• [ENTRIES SHOWN]:
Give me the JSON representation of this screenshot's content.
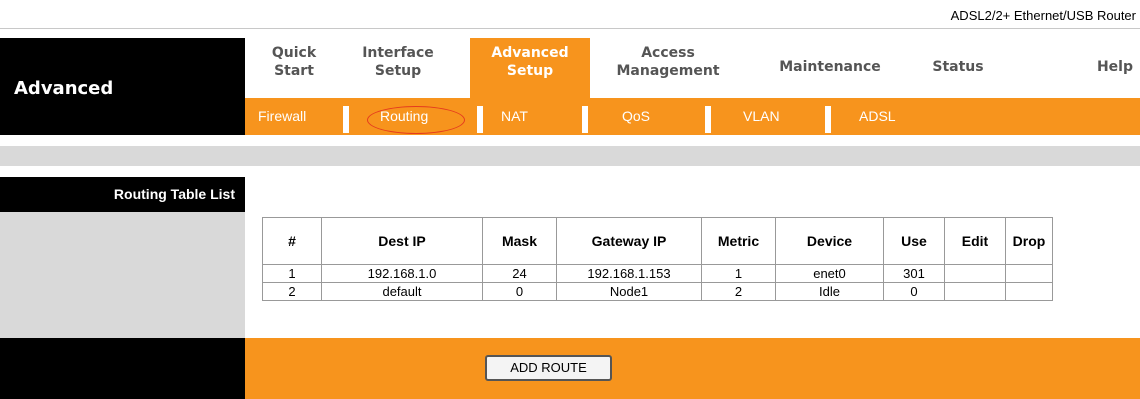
{
  "header": {
    "product_name": "ADSL2/2+ Ethernet/USB Router",
    "brand_label": "Advanced"
  },
  "nav": {
    "items": [
      {
        "label": "Quick\nStart",
        "active": false
      },
      {
        "label": "Interface\nSetup",
        "active": false
      },
      {
        "label": "Advanced\nSetup",
        "active": true
      },
      {
        "label": "Access\nManagement",
        "active": false
      },
      {
        "label": "Maintenance",
        "active": false
      },
      {
        "label": "Status",
        "active": false
      },
      {
        "label": "Help",
        "active": false
      }
    ]
  },
  "subnav": {
    "items": [
      {
        "label": "Firewall"
      },
      {
        "label": "Routing",
        "highlighted": true
      },
      {
        "label": "NAT"
      },
      {
        "label": "QoS"
      },
      {
        "label": "VLAN"
      },
      {
        "label": "ADSL"
      }
    ]
  },
  "section": {
    "title": "Routing Table List"
  },
  "routing_table": {
    "columns": [
      "#",
      "Dest IP",
      "Mask",
      "Gateway IP",
      "Metric",
      "Device",
      "Use",
      "Edit",
      "Drop"
    ],
    "rows": [
      [
        "1",
        "192.168.1.0",
        "24",
        "192.168.1.153",
        "1",
        "enet0",
        "301",
        "",
        ""
      ],
      [
        "2",
        "default",
        "0",
        "Node1",
        "2",
        "Idle",
        "0",
        "",
        ""
      ]
    ]
  },
  "footer": {
    "add_route_label": "ADD ROUTE"
  },
  "colors": {
    "accent": "#f7941d",
    "highlight_ring": "#e53b1e",
    "dark": "#000000",
    "band": "#d9d9d9"
  }
}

• [JOB]: Give the entries again word for word, but skip the pictures.

• [WORKED SOLUTION]:
Give me the JSON representation of this screenshot's content.
{
  "header": {
    "product_name": "ADSL2/2+ Ethernet/USB Router",
    "brand_label": "Advanced"
  },
  "nav": {
    "items": [
      {
        "label": "Quick\nStart",
        "active": false
      },
      {
        "label": "Interface\nSetup",
        "active": false
      },
      {
        "label": "Advanced\nSetup",
        "active": true
      },
      {
        "label": "Access\nManagement",
        "active": false
      },
      {
        "label": "Maintenance",
        "active": false
      },
      {
        "label": "Status",
        "active": false
      },
      {
        "label": "Help",
        "active": false
      }
    ]
  },
  "subnav": {
    "items": [
      {
        "label": "Firewall"
      },
      {
        "label": "Routing",
        "highlighted": true
      },
      {
        "label": "NAT"
      },
      {
        "label": "QoS"
      },
      {
        "label": "VLAN"
      },
      {
        "label": "ADSL"
      }
    ]
  },
  "section": {
    "title": "Routing Table List"
  },
  "routing_table": {
    "columns": [
      "#",
      "Dest IP",
      "Mask",
      "Gateway IP",
      "Metric",
      "Device",
      "Use",
      "Edit",
      "Drop"
    ],
    "rows": [
      [
        "1",
        "192.168.1.0",
        "24",
        "192.168.1.153",
        "1",
        "enet0",
        "301",
        "",
        ""
      ],
      [
        "2",
        "default",
        "0",
        "Node1",
        "2",
        "Idle",
        "0",
        "",
        ""
      ]
    ]
  },
  "footer": {
    "add_route_label": "ADD ROUTE"
  },
  "colors": {
    "accent": "#f7941d",
    "highlight_ring": "#e53b1e",
    "dark": "#000000",
    "band": "#d9d9d9"
  }
}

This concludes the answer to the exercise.